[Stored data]
- - -

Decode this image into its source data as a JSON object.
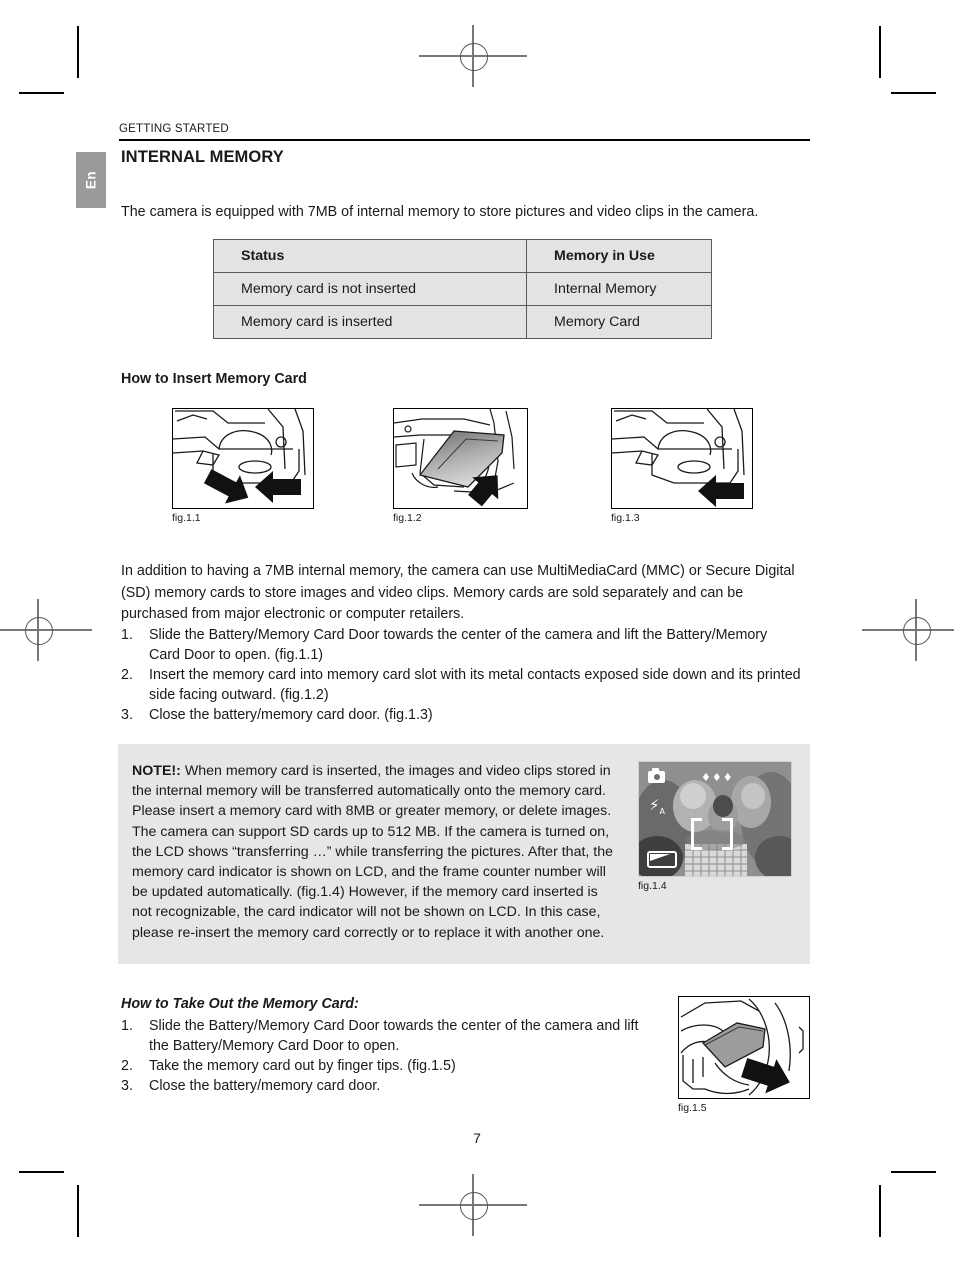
{
  "document": {
    "running_head": "GETTING STARTED",
    "language_tab": "En",
    "page_number": "7"
  },
  "section": {
    "title": "INTERNAL MEMORY",
    "intro": "The camera is equipped with 7MB of internal memory to store pictures and video clips in the camera."
  },
  "status_table": {
    "headers": [
      "Status",
      "Memory in Use"
    ],
    "rows": [
      [
        "Memory card is not inserted",
        "Internal Memory"
      ],
      [
        "Memory card is inserted",
        "Memory Card"
      ]
    ]
  },
  "insert_section": {
    "heading": "How to Insert Memory Card",
    "figures": [
      {
        "caption": "fig.1.1",
        "alt": "camera-door-slide-open"
      },
      {
        "caption": "fig.1.2",
        "alt": "memory-card-insert-slot"
      },
      {
        "caption": "fig.1.3",
        "alt": "camera-door-close"
      }
    ],
    "paragraph": "In addition to having a 7MB internal memory, the camera can use MultiMediaCard (MMC) or Secure Digital (SD) memory cards to store images and video clips.  Memory cards are sold separately and can be purchased from major electronic or computer retailers.",
    "steps": [
      {
        "num": "1.",
        "text": "Slide the Battery/Memory Card Door towards the center of the camera and lift the Battery/Memory Card Door to open. (fig.1.1)"
      },
      {
        "num": "2.",
        "text": "Insert the memory card into memory card slot with its metal contacts exposed side down and its printed side facing outward. (fig.1.2)"
      },
      {
        "num": "3.",
        "text": "Close the battery/memory card door. (fig.1.3)"
      }
    ]
  },
  "note": {
    "label": "NOTE!:",
    "body": "  When memory card is inserted, the images and video clips stored in the internal memory will be transferred automatically onto the memory card. Please insert a memory card with 8MB  or greater memory, or delete images. The camera can support SD cards up to 512 MB.  If the camera is turned on, the LCD shows “transferring …” while transferring the pictures. After that, the memory card indicator is shown on LCD, and the frame counter number will be updated automatically. (fig.1.4)  However, if the memory card inserted is not recognizable, the card indicator will not be shown on LCD. In this case, please re-insert the memory card correctly or to replace it with another one.",
    "figure": {
      "caption": "fig.1.4",
      "alt": "lcd-preview-screen",
      "icons": {
        "mode": "camera-icon",
        "quality": "♦♦♦",
        "flash": "flash-auto-icon",
        "focus": "focus-bracket-icon",
        "battery": "battery-icon"
      }
    }
  },
  "takeout_section": {
    "heading": "How to Take Out the Memory Card:",
    "steps": [
      {
        "num": "1.",
        "text": "Slide the Battery/Memory Card Door towards the center of the camera and lift the Battery/Memory Card Door to open."
      },
      {
        "num": "2.",
        "text": "Take the memory card out by finger tips. (fig.1.5)"
      },
      {
        "num": "3.",
        "text": "Close the battery/memory card door."
      }
    ],
    "figure": {
      "caption": "fig.1.5",
      "alt": "memory-card-removal-finger-tips"
    }
  },
  "colors": {
    "table_fill": "#e3e3e3",
    "note_fill": "#e6e6e6",
    "tab_fill": "#9a9a9a",
    "rule": "#000000"
  }
}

- - -

Objective — Sift the material for lines with the string "center". Copy each one found.

The completed task —
        "text": "Slide the Battery/Memory Card Door towards the center of the camera and lift the Battery/Memory Card Door to open. (fig.1.1)"
        "text": "Slide the Battery/Memory Card Door towards the center of the camera and lift the Battery/Memory Card Door to open."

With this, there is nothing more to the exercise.